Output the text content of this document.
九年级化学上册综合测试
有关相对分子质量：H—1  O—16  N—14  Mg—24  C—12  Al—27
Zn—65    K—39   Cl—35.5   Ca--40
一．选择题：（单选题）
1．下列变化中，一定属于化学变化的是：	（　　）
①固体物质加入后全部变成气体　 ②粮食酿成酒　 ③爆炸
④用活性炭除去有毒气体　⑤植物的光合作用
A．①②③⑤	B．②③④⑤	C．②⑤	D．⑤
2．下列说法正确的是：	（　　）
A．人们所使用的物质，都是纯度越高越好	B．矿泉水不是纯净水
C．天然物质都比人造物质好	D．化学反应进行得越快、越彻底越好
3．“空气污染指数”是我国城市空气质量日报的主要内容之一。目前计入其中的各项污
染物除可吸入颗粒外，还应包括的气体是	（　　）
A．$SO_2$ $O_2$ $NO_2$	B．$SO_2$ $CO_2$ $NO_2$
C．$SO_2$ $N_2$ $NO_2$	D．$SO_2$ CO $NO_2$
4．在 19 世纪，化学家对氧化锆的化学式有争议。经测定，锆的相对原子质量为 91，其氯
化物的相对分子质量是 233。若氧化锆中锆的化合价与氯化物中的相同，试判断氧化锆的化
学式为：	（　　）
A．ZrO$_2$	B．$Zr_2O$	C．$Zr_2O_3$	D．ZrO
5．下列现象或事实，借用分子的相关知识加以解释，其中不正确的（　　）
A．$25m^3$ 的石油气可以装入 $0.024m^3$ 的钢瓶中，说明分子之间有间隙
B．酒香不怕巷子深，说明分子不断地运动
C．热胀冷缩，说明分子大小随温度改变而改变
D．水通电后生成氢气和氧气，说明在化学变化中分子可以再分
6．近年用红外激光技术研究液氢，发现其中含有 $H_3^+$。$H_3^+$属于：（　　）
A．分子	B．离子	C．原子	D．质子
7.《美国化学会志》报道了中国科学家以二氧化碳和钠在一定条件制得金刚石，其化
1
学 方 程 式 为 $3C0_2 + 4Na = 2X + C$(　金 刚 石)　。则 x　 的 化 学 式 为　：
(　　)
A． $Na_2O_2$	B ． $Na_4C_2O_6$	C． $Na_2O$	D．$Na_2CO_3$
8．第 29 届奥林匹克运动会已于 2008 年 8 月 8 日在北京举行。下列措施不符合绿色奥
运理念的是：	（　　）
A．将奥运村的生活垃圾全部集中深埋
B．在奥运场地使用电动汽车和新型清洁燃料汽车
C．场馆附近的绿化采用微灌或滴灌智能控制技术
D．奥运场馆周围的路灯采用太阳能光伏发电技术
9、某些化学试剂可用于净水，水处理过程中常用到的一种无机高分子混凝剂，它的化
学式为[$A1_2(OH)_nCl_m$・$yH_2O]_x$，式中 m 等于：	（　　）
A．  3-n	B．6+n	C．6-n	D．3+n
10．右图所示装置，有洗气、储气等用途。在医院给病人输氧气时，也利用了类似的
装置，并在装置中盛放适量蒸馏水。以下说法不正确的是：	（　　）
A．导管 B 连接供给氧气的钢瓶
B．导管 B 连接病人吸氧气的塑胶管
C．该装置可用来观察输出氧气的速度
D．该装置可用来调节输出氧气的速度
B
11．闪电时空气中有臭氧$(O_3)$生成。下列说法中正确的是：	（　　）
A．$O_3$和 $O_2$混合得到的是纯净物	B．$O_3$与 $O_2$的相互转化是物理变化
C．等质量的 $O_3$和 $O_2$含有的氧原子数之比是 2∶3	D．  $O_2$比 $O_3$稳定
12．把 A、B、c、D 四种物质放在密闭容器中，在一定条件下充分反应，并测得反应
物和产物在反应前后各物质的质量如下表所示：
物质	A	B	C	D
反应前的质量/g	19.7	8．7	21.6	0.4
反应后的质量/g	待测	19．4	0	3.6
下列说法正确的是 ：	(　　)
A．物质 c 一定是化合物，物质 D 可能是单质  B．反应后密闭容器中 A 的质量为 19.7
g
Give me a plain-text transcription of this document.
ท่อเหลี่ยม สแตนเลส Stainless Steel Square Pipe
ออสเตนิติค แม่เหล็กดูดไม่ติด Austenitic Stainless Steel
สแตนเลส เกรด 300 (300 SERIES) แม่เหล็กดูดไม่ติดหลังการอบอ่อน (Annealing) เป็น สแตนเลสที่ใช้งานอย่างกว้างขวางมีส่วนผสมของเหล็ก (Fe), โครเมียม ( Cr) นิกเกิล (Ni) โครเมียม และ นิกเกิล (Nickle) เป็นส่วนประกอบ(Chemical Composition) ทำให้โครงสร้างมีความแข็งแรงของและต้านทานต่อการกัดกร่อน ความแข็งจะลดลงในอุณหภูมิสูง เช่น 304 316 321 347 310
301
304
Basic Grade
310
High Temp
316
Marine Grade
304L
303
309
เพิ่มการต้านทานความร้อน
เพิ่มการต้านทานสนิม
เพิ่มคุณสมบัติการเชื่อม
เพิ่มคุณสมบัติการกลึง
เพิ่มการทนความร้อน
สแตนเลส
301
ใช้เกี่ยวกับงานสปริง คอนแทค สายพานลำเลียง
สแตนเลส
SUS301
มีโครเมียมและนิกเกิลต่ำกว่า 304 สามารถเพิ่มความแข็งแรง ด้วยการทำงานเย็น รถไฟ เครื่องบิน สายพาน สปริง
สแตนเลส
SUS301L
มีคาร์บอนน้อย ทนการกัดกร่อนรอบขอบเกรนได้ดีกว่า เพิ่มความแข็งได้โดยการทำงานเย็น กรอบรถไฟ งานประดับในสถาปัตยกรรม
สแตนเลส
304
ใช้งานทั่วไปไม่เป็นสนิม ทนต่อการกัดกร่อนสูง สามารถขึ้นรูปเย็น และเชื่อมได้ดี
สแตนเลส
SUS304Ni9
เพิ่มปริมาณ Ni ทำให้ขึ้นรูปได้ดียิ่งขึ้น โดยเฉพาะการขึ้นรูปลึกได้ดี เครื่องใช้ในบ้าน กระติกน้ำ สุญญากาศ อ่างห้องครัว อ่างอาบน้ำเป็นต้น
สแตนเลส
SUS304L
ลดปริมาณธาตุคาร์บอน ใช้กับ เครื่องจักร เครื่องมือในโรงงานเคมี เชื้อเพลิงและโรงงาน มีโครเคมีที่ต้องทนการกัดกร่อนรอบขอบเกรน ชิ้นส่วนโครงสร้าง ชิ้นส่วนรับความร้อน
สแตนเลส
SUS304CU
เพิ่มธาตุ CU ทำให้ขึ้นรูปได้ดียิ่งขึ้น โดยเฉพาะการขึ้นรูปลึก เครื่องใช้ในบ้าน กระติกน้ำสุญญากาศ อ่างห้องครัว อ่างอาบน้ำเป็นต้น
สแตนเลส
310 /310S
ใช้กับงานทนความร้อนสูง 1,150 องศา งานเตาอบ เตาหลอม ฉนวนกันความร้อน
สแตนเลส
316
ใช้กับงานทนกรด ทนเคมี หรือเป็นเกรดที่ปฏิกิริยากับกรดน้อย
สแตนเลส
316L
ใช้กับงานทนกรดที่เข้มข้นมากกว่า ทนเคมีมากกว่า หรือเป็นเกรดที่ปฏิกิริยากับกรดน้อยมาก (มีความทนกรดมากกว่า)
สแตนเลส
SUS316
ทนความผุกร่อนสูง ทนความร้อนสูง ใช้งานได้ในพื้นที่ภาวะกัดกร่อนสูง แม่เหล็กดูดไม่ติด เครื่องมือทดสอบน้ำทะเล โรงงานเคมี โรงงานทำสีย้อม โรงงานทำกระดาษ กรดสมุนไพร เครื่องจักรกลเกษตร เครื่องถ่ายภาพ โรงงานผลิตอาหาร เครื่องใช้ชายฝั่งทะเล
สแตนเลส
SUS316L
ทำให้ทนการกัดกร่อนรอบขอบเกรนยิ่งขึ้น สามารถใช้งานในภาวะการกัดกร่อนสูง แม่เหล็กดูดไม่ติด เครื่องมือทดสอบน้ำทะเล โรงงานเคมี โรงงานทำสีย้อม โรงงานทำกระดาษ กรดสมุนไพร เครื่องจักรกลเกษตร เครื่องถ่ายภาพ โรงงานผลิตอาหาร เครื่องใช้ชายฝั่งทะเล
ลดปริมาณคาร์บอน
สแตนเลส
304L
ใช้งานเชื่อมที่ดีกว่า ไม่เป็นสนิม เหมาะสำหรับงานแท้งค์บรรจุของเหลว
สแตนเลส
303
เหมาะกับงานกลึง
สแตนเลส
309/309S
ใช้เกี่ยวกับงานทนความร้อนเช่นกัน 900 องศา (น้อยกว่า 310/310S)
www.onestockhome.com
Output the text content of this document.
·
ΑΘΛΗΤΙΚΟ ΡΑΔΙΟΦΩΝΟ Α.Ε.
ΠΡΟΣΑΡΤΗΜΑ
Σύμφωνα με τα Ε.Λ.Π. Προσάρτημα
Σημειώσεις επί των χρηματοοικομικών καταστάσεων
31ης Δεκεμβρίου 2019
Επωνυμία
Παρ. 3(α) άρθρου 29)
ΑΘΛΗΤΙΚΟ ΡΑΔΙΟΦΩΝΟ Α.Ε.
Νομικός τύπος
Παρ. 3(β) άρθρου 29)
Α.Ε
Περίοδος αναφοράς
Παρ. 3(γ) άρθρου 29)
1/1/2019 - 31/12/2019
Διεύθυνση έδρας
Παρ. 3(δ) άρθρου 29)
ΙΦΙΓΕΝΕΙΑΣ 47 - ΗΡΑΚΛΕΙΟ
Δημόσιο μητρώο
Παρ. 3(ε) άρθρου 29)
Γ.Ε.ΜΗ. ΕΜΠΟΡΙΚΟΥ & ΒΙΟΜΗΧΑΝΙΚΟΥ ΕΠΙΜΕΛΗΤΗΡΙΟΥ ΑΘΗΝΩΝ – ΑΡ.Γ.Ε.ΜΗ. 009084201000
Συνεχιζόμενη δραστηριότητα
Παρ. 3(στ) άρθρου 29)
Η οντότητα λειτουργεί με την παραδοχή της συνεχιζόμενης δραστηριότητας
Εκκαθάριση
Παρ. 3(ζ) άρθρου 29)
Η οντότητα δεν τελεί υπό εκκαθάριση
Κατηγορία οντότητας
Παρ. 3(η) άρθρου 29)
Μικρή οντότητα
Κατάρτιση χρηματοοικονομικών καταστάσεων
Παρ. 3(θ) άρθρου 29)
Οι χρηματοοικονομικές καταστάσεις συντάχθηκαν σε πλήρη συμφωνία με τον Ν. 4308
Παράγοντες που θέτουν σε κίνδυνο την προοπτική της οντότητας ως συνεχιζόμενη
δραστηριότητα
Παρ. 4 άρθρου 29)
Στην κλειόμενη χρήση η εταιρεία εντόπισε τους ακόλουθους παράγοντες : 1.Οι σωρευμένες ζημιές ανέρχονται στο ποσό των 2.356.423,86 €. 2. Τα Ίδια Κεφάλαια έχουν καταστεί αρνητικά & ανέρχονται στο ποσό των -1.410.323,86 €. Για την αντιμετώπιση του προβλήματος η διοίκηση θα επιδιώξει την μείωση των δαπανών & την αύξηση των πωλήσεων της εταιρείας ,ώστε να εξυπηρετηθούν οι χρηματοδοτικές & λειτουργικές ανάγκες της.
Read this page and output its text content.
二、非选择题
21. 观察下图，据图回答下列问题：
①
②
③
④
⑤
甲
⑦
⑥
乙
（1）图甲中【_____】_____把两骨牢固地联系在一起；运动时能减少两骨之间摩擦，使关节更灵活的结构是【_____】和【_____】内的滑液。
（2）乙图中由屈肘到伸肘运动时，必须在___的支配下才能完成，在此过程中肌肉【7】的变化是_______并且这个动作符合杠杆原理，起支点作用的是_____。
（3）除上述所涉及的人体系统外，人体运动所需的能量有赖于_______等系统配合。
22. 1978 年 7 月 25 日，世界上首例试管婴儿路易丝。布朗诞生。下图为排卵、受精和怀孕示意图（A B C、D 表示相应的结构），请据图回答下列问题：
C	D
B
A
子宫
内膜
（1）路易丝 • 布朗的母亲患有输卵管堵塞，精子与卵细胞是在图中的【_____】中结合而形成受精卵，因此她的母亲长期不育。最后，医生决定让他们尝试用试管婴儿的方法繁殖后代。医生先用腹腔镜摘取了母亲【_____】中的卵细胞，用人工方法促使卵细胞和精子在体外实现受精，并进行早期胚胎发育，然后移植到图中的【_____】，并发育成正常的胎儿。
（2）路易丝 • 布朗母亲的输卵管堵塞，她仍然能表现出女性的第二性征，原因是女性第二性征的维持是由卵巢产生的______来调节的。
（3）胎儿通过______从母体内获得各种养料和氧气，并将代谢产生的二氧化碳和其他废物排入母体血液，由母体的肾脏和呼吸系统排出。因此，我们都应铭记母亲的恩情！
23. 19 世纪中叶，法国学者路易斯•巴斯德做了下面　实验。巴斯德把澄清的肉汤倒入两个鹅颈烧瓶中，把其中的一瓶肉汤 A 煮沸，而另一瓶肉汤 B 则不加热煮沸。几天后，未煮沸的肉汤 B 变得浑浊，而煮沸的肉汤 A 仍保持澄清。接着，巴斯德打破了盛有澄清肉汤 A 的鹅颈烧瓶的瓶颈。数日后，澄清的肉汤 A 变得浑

> What the task asks
Nothing outside the span should appear: transcribe the lines from the one containing "Read this page and output its text content." through the last line of the records.

> Answer to the exercise
Read this page and output its text content.
二、非选择题
21. 观察下图，据图回答下列问题：
①
②
③
④
⑤
甲
⑦
⑥
乙
（1）图甲中【_____】_____把两骨牢固地联系在一起；运动时能减少两骨之间摩擦，使关节更灵活的结构是【_____】和【_____】内的滑液。
（2）乙图中由屈肘到伸肘运动时，必须在___的支配下才能完成，在此过程中肌肉【7】的变化是_______并且这个动作符合杠杆原理，起支点作用的是_____。
（3）除上述所涉及的人体系统外，人体运动所需的能量有赖于_______等系统配合。
22. 1978 年 7 月 25 日，世界上首例试管婴儿路易丝。布朗诞生。下图为排卵、受精和怀孕示意图（A B C、D 表示相应的结构），请据图回答下列问题：
C	D
B
A
子宫
内膜
（1）路易丝 • 布朗的母亲患有输卵管堵塞，精子与卵细胞是在图中的【_____】中结合而形成受精卵，因此她的母亲长期不育。最后，医生决定让他们尝试用试管婴儿的方法繁殖后代。医生先用腹腔镜摘取了母亲【_____】中的卵细胞，用人工方法促使卵细胞和精子在体外实现受精，并进行早期胚胎发育，然后移植到图中的【_____】，并发育成正常的胎儿。
（2）路易丝 • 布朗母亲的输卵管堵塞，她仍然能表现出女性的第二性征，原因是女性第二性征的维持是由卵巢产生的______来调节的。
（3）胎儿通过______从母体内获得各种养料和氧气，并将代谢产生的二氧化碳和其他废物排入母体血液，由母体的肾脏和呼吸系统排出。因此，我们都应铭记母亲的恩情！
23. 19 世纪中叶，法国学者路易斯•巴斯德做了下面　实验。巴斯德把澄清的肉汤倒入两个鹅颈烧瓶中，把其中的一瓶肉汤 A 煮沸，而另一瓶肉汤 B 则不加热煮沸。几天后，未煮沸的肉汤 B 变得浑浊，而煮沸的肉汤 A 仍保持澄清。接着，巴斯德打破了盛有澄清肉汤 A 的鹅颈烧瓶的瓶颈。数日后，澄清的肉汤 A 变得浑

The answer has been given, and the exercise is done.